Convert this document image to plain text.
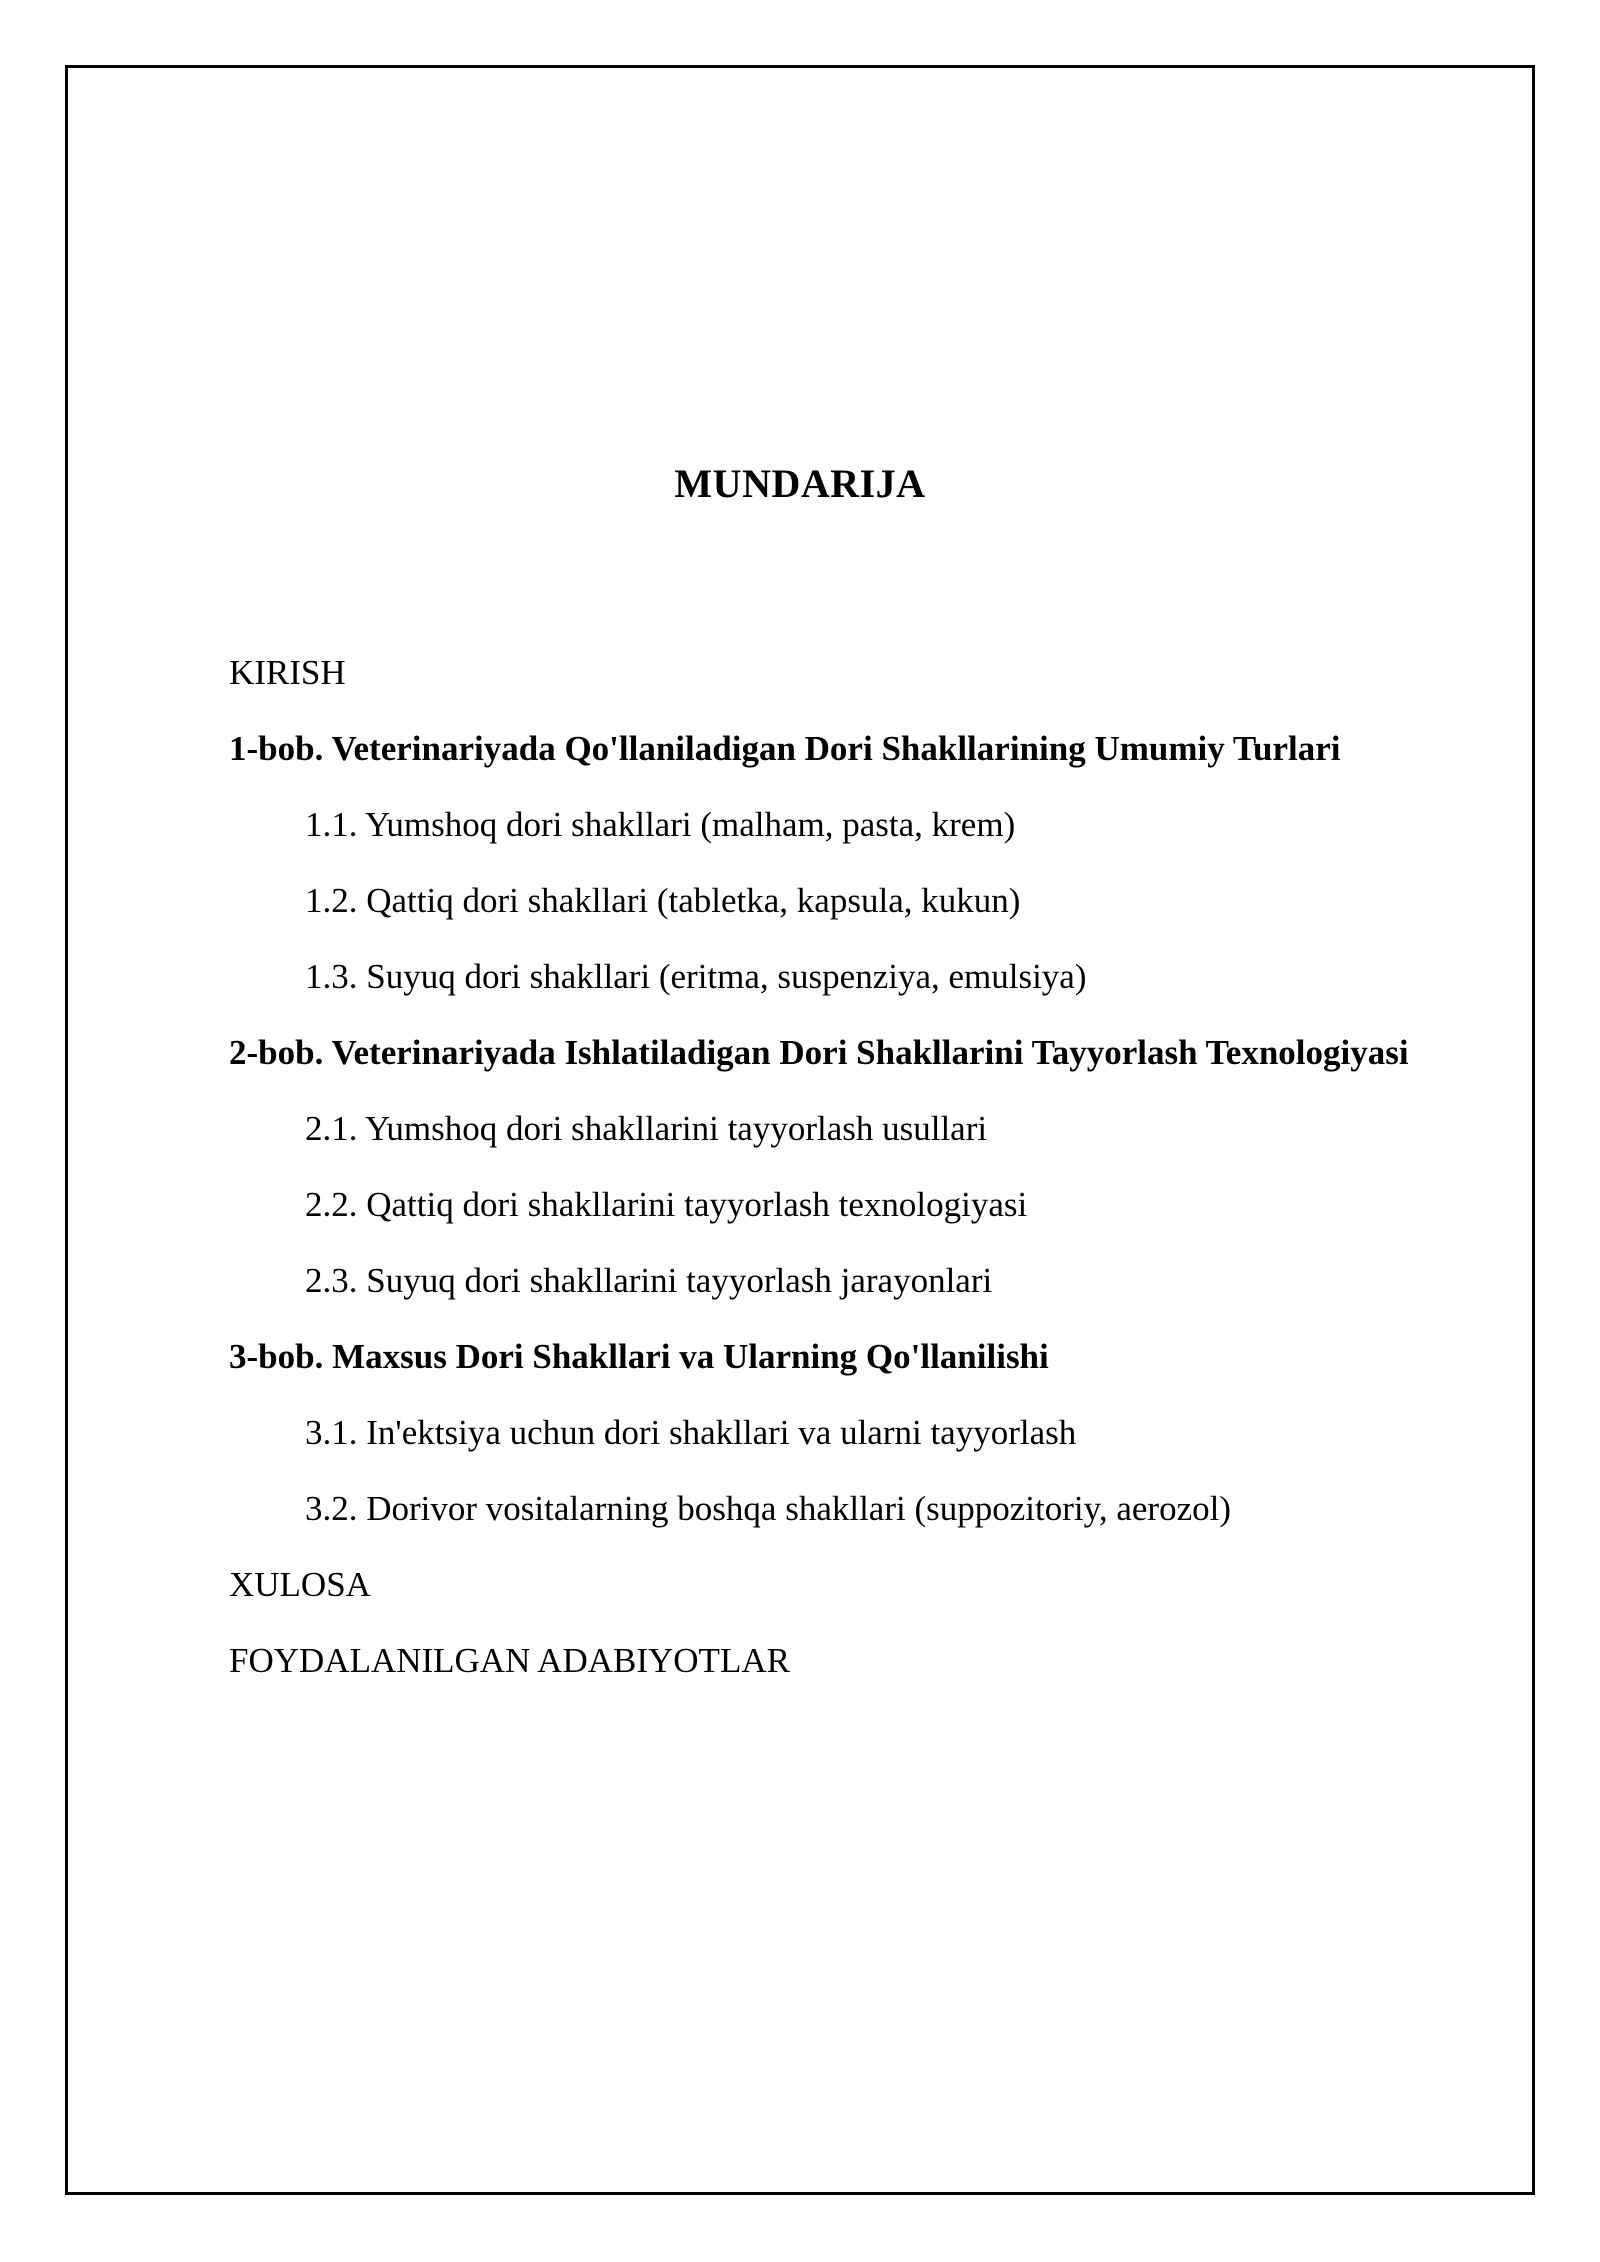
MUNDARIJA
KIRISH
1-bob. Veterinariyada Qo'llaniladigan Dori Shakllarining Umumiy Turlari
1.1. Yumshoq dori shakllari (malham, pasta, krem)
1.2. Qattiq dori shakllari (tabletka, kapsula, kukun)
1.3. Suyuq dori shakllari (eritma, suspenziya, emulsiya)
2-bob. Veterinariyada Ishlatiladigan Dori Shakllarini Tayyorlash Texnologiyasi
2.1. Yumshoq dori shakllarini tayyorlash usullari
2.2. Qattiq dori shakllarini tayyorlash texnologiyasi
2.3. Suyuq dori shakllarini tayyorlash jarayonlari
3-bob. Maxsus Dori Shakllari va Ularning Qo'llanilishi
3.1. In'ektsiya uchun dori shakllari va ularni tayyorlash
3.2. Dorivor vositalarning boshqa shakllari (suppozitoriy, aerozol)
XULOSA
FOYDALANILGAN ADABIYOTLAR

○ ○ ○ ○ ○

Aim: Leave out the pictures and print every line of the data exactly.

Solution for this exercise:
Convert this document image to plain text.
MUNDARIJA
KIRISH
1-bob. Veterinariyada Qo'llaniladigan Dori Shakllarining Umumiy Turlari
1.1. Yumshoq dori shakllari (malham, pasta, krem)
1.2. Qattiq dori shakllari (tabletka, kapsula, kukun)
1.3. Suyuq dori shakllari (eritma, suspenziya, emulsiya)
2-bob. Veterinariyada Ishlatiladigan Dori Shakllarini Tayyorlash Texnologiyasi
2.1. Yumshoq dori shakllarini tayyorlash usullari
2.2. Qattiq dori shakllarini tayyorlash texnologiyasi
2.3. Suyuq dori shakllarini tayyorlash jarayonlari
3-bob. Maxsus Dori Shakllari va Ularning Qo'llanilishi
3.1. In'ektsiya uchun dori shakllari va ularni tayyorlash
3.2. Dorivor vositalarning boshqa shakllari (suppozitoriy, aerozol)
XULOSA
FOYDALANILGAN ADABIYOTLAR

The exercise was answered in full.